--- GIVEN INFORMATION ---

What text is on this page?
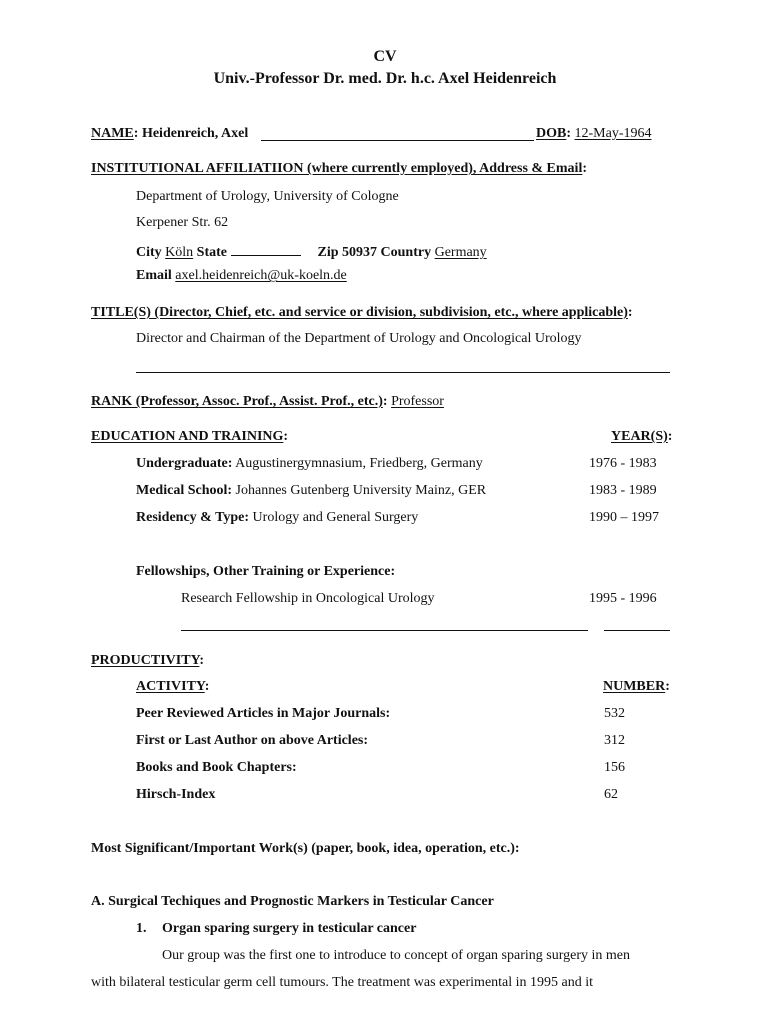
CV
Univ.-Professor Dr. med. Dr. h.c. Axel Heidenreich
NAME: Heidenreich, Axel	DOB: 12-May-1964
INSTITUTIONAL AFFILIATIION (where currently employed), Address & Email:
Department of Urology, University of Cologne
Kerpener Str. 62
City Köln State	Zip 50937 Country Germany
Email axel.heidenreich@uk-koeln.de
TITLE(S) (Director, Chief, etc. and service or division, subdivision, etc., where applicable):
Director and Chairman of the Department of Urology and Oncological Urology
RANK (Professor, Assoc. Prof., Assist. Prof., etc.): Professor
EDUCATION AND TRAINING:	YEAR(S):
Undergraduate: Augustinergymnasium, Friedberg, Germany	1976 - 1983
Medical School: Johannes Gutenberg University Mainz, GER	1983 - 1989
Residency & Type: Urology and General Surgery	1990 – 1997
Fellowships, Other Training or Experience:
Research Fellowship in Oncological Urology	1995 - 1996
PRODUCTIVITY:
ACTIVITY:	NUMBER:
Peer Reviewed Articles in Major Journals:	532
First or Last Author on above Articles:	312
Books and Book Chapters:	156
Hirsch-Index	62
Most Significant/Important Work(s) (paper, book, idea, operation, etc.):
A. Surgical Techiques and Prognostic Markers in Testicular Cancer
1. Organ sparing surgery in testicular cancer
Our group was the first one to introduce to concept of organ sparing surgery in men
with bilateral testicular germ cell tumours. The treatment was experimental in 1995 and it
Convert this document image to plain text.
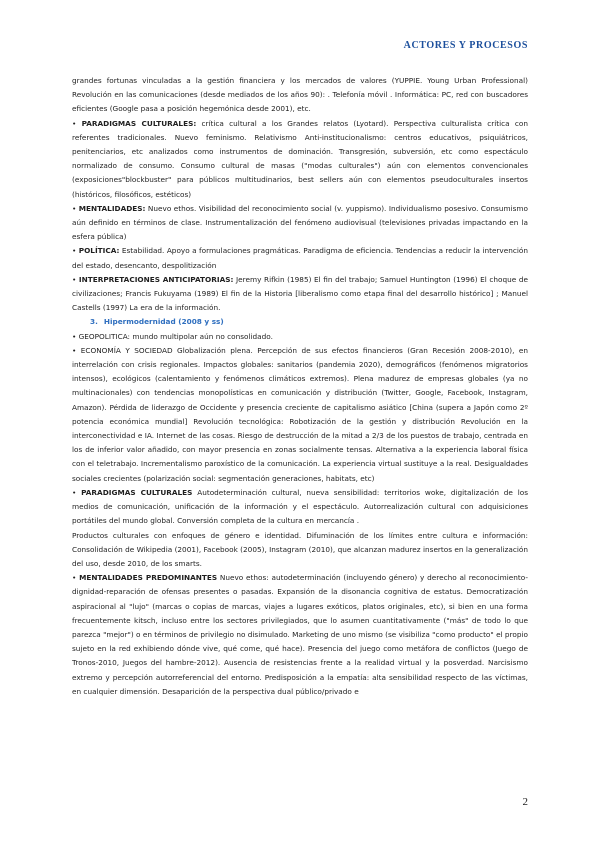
ACTORES Y PROCESOS

grandes fortunas vinculadas a la gestión financiera y los mercados de valores (YUPPIE. Young Urban Professional) Revolución en las comunicaciones (desde mediados de los años 90): . Telefonía móvil . Informática: PC, red con buscadores eficientes (Google pasa a posición hegemónica desde 2001), etc.

• PARADIGMAS CULTURALES: crítica cultural a los Grandes relatos (Lyotard). Perspectiva culturalista crítica con referentes tradicionales. Nuevo feminismo. Relativismo Anti-institucionalismo: centros educativos, psiquiátricos, penitenciarios, etc analizados como instrumentos de dominación. Transgresión, subversión, etc como espectáculo normalizado de consumo. Consumo cultural de masas ("modas culturales") aún con elementos convencionales (exposiciones"blockbuster" para públicos multitudinarios, best sellers aún con elementos pseudoculturales insertos (históricos, filosóficos, estéticos)

• MENTALIDADES: Nuevo ethos. Visibilidad del reconocimiento social (v. yuppismo). Individualismo posesivo. Consumismo aún definido en términos de clase. Instrumentalización del fenómeno audiovisual (televisiones privadas impactando en la esfera pública)

• POLÍTICA: Estabilidad. Apoyo a formulaciones pragmáticas. Paradigma de eficiencia. Tendencias a reducir la intervención del estado, desencanto, despolitización

• INTERPRETACIONES ANTICIPATORIAS: Jeremy Rifkin (1985) El fin del trabajo; Samuel Huntington (1996) El choque de civilizaciones; Francis Fukuyama (1989) El fin de la Historia [liberalismo como etapa final del desarrollo histórico] ; Manuel Castells (1997) La era de la información.

3. Hipermodernidad (2008 y ss)

• GEOPOLITICA: mundo multipolar aún no consolidado.

• ECONOMÍA Y SOCIEDAD Globalización plena. Percepción de sus efectos financieros (Gran Recesión 2008-2010), en interrelación con crisis regionales. Impactos globales: sanitarios (pandemia 2020), demográficos (fenómenos migratorios intensos), ecológicos (calentamiento y fenómenos climáticos extremos). Plena madurez de empresas globales (ya no multinacionales) con tendencias monopolísticas en comunicación y distribución (Twitter, Google, Facebook, Instagram, Amazon). Pérdida de liderazgo de Occidente y presencia creciente de capitalismo asiático [China (supera a Japón como 2º potencia económica mundial] Revolución tecnológica: Robotización de la gestión y distribución Revolución en la interconectividad e IA. Internet de las cosas. Riesgo de destrucción de la mitad a 2/3 de los puestos de trabajo, centrada en los de inferior valor añadido, con mayor presencia en zonas socialmente tensas. Alternativa a la experiencia laboral física con el teletrabajo. Incrementalismo paroxístico de la comunicación. La experiencia virtual sustituye a la real. Desigualdades sociales crecientes (polarización social: segmentación generaciones, habitats, etc)

• PARADIGMAS CULTURALES Autodeterminación cultural, nueva sensibilidad: territorios woke, digitalización de los medios de comunicación, unificación de la información y el espectáculo. Autorrealización cultural con adquisiciones portátiles del mundo global. Conversión completa de la cultura en mercancía .

Productos culturales con enfoques de género e identidad. Difuminación de los límites entre cultura e información: Consolidación de Wikipedia (2001), Facebook (2005), Instagram (2010), que alcanzan madurez insertos en la generalización del uso, desde 2010, de los smarts.

• MENTALIDADES PREDOMINANTES Nuevo ethos: autodeterminación (incluyendo género) y derecho al reconocimiento-dignidad-reparación de ofensas presentes o pasadas. Expansión de la disonancia cognitiva de estatus. Democratización aspiracional al "lujo" (marcas o copias de marcas, viajes a lugares exóticos, platos originales, etc), si bien en una forma frecuentemente kitsch, incluso entre los sectores privilegiados, que lo asumen cuantitativamente ("más" de todo lo que parezca "mejor") o en términos de privilegio no disimulado. Marketing de uno mismo (se visibiliza "como producto" el propio sujeto en la red exhibiendo dónde vive, qué come, qué hace). Presencia del juego como metáfora de conflictos (Juego de Tronos-2010, Juegos del hambre-2012). Ausencia de resistencias frente a la realidad virtual y la posverdad. Narcisismo extremo y percepción autorreferencial del entorno. Predisposición a la empatía: alta sensibilidad respecto de las víctimas, en cualquier dimensión. Desaparición de la perspectiva dual público/privado e

2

---

AIM
Pictures are to be left out; all else in the entries above is to be quoted exactly.

WRITTEN ANSWER
What text is on this page?
CV
Univ.-Professor Dr. med. Dr. h.c. Axel Heidenreich
NAME: Heidenreich, Axel	DOB: 12-May-1964
INSTITUTIONAL AFFILIATIION (where currently employed), Address & Email:
Department of Urology, University of Cologne
Kerpener Str. 62
City Köln State	Zip 50937 Country Germany
Email axel.heidenreich@uk-koeln.de
TITLE(S) (Director, Chief, etc. and service or division, subdivision, etc., where applicable):
Director and Chairman of the Department of Urology and Oncological Urology
RANK (Professor, Assoc. Prof., Assist. Prof., etc.): Professor
EDUCATION AND TRAINING:	YEAR(S):
Undergraduate: Augustinergymnasium, Friedberg, Germany	1976 - 1983
Medical School: Johannes Gutenberg University Mainz, GER	1983 - 1989
Residency & Type: Urology and General Surgery	1990 – 1997
Fellowships, Other Training or Experience:
Research Fellowship in Oncological Urology	1995 - 1996
PRODUCTIVITY:
ACTIVITY:	NUMBER:
Peer Reviewed Articles in Major Journals:	532
First or Last Author on above Articles:	312
Books and Book Chapters:	156
Hirsch-Index	62
Most Significant/Important Work(s) (paper, book, idea, operation, etc.):
A. Surgical Techiques and Prognostic Markers in Testicular Cancer
1. Organ sparing surgery in testicular cancer
Our group was the first one to introduce to concept of organ sparing surgery in men
with bilateral testicular germ cell tumours. The treatment was experimental in 1995 and it
Convert this document image to plain text.
ACTORES Y PROCESOS

grandes fortunas vinculadas a la gestión financiera y los mercados de valores (YUPPIE. Young Urban Professional) Revolución en las comunicaciones (desde mediados de los años 90): . Telefonía móvil . Informática: PC, red con buscadores eficientes (Google pasa a posición hegemónica desde 2001), etc.

• PARADIGMAS CULTURALES: crítica cultural a los Grandes relatos (Lyotard). Perspectiva culturalista crítica con referentes tradicionales. Nuevo feminismo. Relativismo Anti-institucionalismo: centros educativos, psiquiátricos, penitenciarios, etc analizados como instrumentos de dominación. Transgresión, subversión, etc como espectáculo normalizado de consumo. Consumo cultural de masas ("modas culturales") aún con elementos convencionales (exposiciones"blockbuster" para públicos multitudinarios, best sellers aún con elementos pseudoculturales insertos (históricos, filosóficos, estéticos)

• MENTALIDADES: Nuevo ethos. Visibilidad del reconocimiento social (v. yuppismo). Individualismo posesivo. Consumismo aún definido en términos de clase. Instrumentalización del fenómeno audiovisual (televisiones privadas impactando en la esfera pública)

• POLÍTICA: Estabilidad. Apoyo a formulaciones pragmáticas. Paradigma de eficiencia. Tendencias a reducir la intervención del estado, desencanto, despolitización

• INTERPRETACIONES ANTICIPATORIAS: Jeremy Rifkin (1985) El fin del trabajo; Samuel Huntington (1996) El choque de civilizaciones; Francis Fukuyama (1989) El fin de la Historia [liberalismo como etapa final del desarrollo histórico] ; Manuel Castells (1997) La era de la información.

3. Hipermodernidad (2008 y ss)

• GEOPOLITICA: mundo multipolar aún no consolidado.

• ECONOMÍA Y SOCIEDAD Globalización plena. Percepción de sus efectos financieros (Gran Recesión 2008-2010), en interrelación con crisis regionales. Impactos globales: sanitarios (pandemia 2020), demográficos (fenómenos migratorios intensos), ecológicos (calentamiento y fenómenos climáticos extremos). Plena madurez de empresas globales (ya no multinacionales) con tendencias monopolísticas en comunicación y distribución (Twitter, Google, Facebook, Instagram, Amazon). Pérdida de liderazgo de Occidente y presencia creciente de capitalismo asiático [China (supera a Japón como 2º potencia económica mundial] Revolución tecnológica: Robotización de la gestión y distribución Revolución en la interconectividad e IA. Internet de las cosas. Riesgo de destrucción de la mitad a 2/3 de los puestos de trabajo, centrada en los de inferior valor añadido, con mayor presencia en zonas socialmente tensas. Alternativa a la experiencia laboral física con el teletrabajo. Incrementalismo paroxístico de la comunicación. La experiencia virtual sustituye a la real. Desigualdades sociales crecientes (polarización social: segmentación generaciones, habitats, etc)

• PARADIGMAS CULTURALES Autodeterminación cultural, nueva sensibilidad: territorios woke, digitalización de los medios de comunicación, unificación de la información y el espectáculo. Autorrealización cultural con adquisiciones portátiles del mundo global. Conversión completa de la cultura en mercancía .

Productos culturales con enfoques de género e identidad. Difuminación de los límites entre cultura e información: Consolidación de Wikipedia (2001), Facebook (2005), Instagram (2010), que alcanzan madurez insertos en la generalización del uso, desde 2010, de los smarts.

• MENTALIDADES PREDOMINANTES Nuevo ethos: autodeterminación (incluyendo género) y derecho al reconocimiento-dignidad-reparación de ofensas presentes o pasadas. Expansión de la disonancia cognitiva de estatus. Democratización aspiracional al "lujo" (marcas o copias de marcas, viajes a lugares exóticos, platos originales, etc), si bien en una forma frecuentemente kitsch, incluso entre los sectores privilegiados, que lo asumen cuantitativamente ("más" de todo lo que parezca "mejor") o en términos de privilegio no disimulado. Marketing de uno mismo (se visibiliza "como producto" el propio sujeto en la red exhibiendo dónde vive, qué come, qué hace). Presencia del juego como metáfora de conflictos (Juego de Tronos-2010, Juegos del hambre-2012). Ausencia de resistencias frente a la realidad virtual y la posverdad. Narcisismo extremo y percepción autorreferencial del entorno. Predisposición a la empatía: alta sensibilidad respecto de las víctimas, en cualquier dimensión. Desaparición de la perspectiva dual público/privado e

2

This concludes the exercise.